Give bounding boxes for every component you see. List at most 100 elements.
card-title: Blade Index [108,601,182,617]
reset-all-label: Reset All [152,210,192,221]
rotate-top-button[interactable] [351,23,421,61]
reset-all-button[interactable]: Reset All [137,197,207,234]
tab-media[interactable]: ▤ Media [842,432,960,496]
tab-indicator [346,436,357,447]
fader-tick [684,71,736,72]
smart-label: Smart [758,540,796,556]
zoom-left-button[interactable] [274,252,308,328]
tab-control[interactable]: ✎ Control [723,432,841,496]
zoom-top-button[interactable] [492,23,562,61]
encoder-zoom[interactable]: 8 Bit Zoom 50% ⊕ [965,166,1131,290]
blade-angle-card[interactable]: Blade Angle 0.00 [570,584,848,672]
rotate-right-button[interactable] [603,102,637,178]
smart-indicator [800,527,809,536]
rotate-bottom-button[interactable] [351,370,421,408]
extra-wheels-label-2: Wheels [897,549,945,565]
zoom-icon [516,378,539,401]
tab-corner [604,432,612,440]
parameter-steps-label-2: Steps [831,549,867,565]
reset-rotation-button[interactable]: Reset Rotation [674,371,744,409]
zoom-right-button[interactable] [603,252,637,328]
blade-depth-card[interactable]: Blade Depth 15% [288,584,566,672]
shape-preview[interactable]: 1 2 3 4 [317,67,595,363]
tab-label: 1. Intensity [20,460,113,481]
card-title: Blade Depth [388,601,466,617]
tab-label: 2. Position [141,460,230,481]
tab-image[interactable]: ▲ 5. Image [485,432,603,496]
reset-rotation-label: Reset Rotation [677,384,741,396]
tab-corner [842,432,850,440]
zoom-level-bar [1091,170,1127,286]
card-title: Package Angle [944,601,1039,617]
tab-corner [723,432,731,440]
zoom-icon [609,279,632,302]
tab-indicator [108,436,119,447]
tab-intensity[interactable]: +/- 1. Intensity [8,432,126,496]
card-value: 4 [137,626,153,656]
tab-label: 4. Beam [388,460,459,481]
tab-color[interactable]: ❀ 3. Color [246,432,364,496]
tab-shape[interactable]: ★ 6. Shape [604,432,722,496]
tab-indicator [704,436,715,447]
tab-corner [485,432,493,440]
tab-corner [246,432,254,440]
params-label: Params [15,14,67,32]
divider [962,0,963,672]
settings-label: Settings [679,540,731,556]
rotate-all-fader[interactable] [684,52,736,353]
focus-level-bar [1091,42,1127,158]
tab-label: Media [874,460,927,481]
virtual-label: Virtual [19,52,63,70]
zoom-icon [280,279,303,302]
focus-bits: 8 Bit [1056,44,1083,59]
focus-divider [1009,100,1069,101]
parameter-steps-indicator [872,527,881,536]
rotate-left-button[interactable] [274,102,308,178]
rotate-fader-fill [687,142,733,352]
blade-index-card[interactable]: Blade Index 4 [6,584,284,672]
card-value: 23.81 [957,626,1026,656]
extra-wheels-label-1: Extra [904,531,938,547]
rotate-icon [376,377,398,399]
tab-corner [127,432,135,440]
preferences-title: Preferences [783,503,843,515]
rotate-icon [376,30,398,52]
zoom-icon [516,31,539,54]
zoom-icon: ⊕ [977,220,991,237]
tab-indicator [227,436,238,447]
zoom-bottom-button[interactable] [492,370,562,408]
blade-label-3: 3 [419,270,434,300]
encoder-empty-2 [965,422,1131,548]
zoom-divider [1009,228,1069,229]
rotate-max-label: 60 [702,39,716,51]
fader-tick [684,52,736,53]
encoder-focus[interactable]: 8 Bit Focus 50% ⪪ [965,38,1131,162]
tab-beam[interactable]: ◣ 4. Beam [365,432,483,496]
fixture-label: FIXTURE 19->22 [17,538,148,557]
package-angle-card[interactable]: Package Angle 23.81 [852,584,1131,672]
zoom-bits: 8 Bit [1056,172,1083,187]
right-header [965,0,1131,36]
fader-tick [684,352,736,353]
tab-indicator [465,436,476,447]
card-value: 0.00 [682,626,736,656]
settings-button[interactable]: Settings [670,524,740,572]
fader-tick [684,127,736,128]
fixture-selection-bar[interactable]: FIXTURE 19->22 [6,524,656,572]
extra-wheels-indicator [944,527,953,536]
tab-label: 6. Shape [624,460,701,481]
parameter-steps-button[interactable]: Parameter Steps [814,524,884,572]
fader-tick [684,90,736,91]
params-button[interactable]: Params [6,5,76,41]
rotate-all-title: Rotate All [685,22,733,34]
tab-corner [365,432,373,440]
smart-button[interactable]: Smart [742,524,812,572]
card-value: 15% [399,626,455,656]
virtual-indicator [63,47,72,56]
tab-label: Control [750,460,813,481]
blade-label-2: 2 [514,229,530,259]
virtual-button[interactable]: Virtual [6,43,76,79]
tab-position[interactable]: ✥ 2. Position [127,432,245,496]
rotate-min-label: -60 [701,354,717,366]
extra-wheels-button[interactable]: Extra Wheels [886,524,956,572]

---

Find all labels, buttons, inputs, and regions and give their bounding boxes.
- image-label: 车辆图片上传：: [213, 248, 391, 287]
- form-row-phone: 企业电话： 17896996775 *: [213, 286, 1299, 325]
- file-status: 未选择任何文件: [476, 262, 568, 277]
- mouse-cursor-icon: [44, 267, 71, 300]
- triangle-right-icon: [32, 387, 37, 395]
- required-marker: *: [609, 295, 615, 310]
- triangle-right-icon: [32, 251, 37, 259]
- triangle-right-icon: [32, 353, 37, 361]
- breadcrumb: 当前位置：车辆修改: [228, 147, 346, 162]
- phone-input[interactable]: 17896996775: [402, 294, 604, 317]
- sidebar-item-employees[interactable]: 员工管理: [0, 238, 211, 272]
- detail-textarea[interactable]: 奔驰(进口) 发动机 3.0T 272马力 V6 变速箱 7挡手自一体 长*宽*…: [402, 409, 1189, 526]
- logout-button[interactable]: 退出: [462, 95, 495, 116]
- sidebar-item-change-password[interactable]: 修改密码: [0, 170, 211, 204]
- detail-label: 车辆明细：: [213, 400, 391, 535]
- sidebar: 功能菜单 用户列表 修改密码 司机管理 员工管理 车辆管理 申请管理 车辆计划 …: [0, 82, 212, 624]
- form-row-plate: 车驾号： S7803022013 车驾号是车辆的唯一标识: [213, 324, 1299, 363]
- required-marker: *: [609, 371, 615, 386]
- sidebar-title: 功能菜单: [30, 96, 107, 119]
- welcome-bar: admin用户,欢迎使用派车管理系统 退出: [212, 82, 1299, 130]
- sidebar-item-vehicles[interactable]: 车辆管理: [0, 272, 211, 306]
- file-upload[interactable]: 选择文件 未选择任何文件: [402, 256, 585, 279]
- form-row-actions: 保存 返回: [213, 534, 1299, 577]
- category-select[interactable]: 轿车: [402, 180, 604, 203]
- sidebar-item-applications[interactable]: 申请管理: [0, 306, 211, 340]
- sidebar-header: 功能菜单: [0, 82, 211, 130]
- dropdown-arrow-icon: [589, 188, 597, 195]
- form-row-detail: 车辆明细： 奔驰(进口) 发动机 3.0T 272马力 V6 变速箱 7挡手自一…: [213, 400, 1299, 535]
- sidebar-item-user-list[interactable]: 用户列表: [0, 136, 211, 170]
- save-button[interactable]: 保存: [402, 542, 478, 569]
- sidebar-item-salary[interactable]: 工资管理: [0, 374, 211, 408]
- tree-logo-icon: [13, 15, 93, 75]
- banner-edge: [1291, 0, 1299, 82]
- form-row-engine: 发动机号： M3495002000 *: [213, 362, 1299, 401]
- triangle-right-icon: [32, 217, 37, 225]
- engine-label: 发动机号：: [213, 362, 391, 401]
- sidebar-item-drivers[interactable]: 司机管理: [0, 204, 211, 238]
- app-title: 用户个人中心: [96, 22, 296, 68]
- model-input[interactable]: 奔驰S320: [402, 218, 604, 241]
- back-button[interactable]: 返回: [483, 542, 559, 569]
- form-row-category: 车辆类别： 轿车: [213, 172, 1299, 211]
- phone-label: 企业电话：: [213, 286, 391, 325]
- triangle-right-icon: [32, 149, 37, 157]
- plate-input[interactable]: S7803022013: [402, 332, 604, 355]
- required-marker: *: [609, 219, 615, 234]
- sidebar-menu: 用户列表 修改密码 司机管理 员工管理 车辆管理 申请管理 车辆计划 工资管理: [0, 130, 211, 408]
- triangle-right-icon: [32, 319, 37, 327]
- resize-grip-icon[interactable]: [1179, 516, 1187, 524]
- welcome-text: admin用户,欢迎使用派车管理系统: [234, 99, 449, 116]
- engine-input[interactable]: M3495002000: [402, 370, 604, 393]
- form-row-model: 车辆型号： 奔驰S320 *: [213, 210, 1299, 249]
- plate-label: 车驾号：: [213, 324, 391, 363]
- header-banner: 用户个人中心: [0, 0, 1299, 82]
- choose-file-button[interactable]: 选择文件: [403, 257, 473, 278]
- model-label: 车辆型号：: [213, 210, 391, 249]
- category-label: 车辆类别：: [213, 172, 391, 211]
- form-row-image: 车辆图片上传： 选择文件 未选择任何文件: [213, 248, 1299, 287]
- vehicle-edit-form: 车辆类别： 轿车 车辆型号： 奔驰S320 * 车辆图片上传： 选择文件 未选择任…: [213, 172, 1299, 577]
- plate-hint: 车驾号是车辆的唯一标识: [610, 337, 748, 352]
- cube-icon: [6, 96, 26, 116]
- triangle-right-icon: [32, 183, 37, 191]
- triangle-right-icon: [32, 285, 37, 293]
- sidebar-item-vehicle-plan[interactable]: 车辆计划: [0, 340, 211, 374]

EXERCISE DIRECTIONS: Reproduce verbatim every line of the items above, starting at the line containing "Find all labels, buttons, inputs, and" and continuing down to the line containing "- form-row-actions: 保存". Include both of these boundary lines.

EXPECTED ANSWER:
Find all labels, buttons, inputs, and regions and give their bounding boxes.
- image-label: 车辆图片上传：: [213, 248, 391, 287]
- form-row-phone: 企业电话： 17896996775 *: [213, 286, 1299, 325]
- file-status: 未选择任何文件: [476, 262, 568, 277]
- mouse-cursor-icon: [44, 267, 71, 300]
- triangle-right-icon: [32, 387, 37, 395]
- required-marker: *: [609, 295, 615, 310]
- triangle-right-icon: [32, 251, 37, 259]
- triangle-right-icon: [32, 353, 37, 361]
- breadcrumb: 当前位置：车辆修改: [228, 147, 346, 162]
- phone-input[interactable]: 17896996775: [402, 294, 604, 317]
- sidebar-item-employees[interactable]: 员工管理: [0, 238, 211, 272]
- detail-textarea[interactable]: 奔驰(进口) 发动机 3.0T 272马力 V6 变速箱 7挡手自一体 长*宽*…: [402, 409, 1189, 526]
- logout-button[interactable]: 退出: [462, 95, 495, 116]
- sidebar-item-change-password[interactable]: 修改密码: [0, 170, 211, 204]
- detail-label: 车辆明细：: [213, 400, 391, 535]
- sidebar: 功能菜单 用户列表 修改密码 司机管理 员工管理 车辆管理 申请管理 车辆计划 …: [0, 82, 212, 624]
- form-row-plate: 车驾号： S7803022013 车驾号是车辆的唯一标识: [213, 324, 1299, 363]
- required-marker: *: [609, 371, 615, 386]
- sidebar-title: 功能菜单: [30, 96, 107, 119]
- welcome-bar: admin用户,欢迎使用派车管理系统 退出: [212, 82, 1299, 130]
- sidebar-item-vehicles[interactable]: 车辆管理: [0, 272, 211, 306]
- file-upload[interactable]: 选择文件 未选择任何文件: [402, 256, 585, 279]
- form-row-actions: 保存 返回: [213, 534, 1299, 577]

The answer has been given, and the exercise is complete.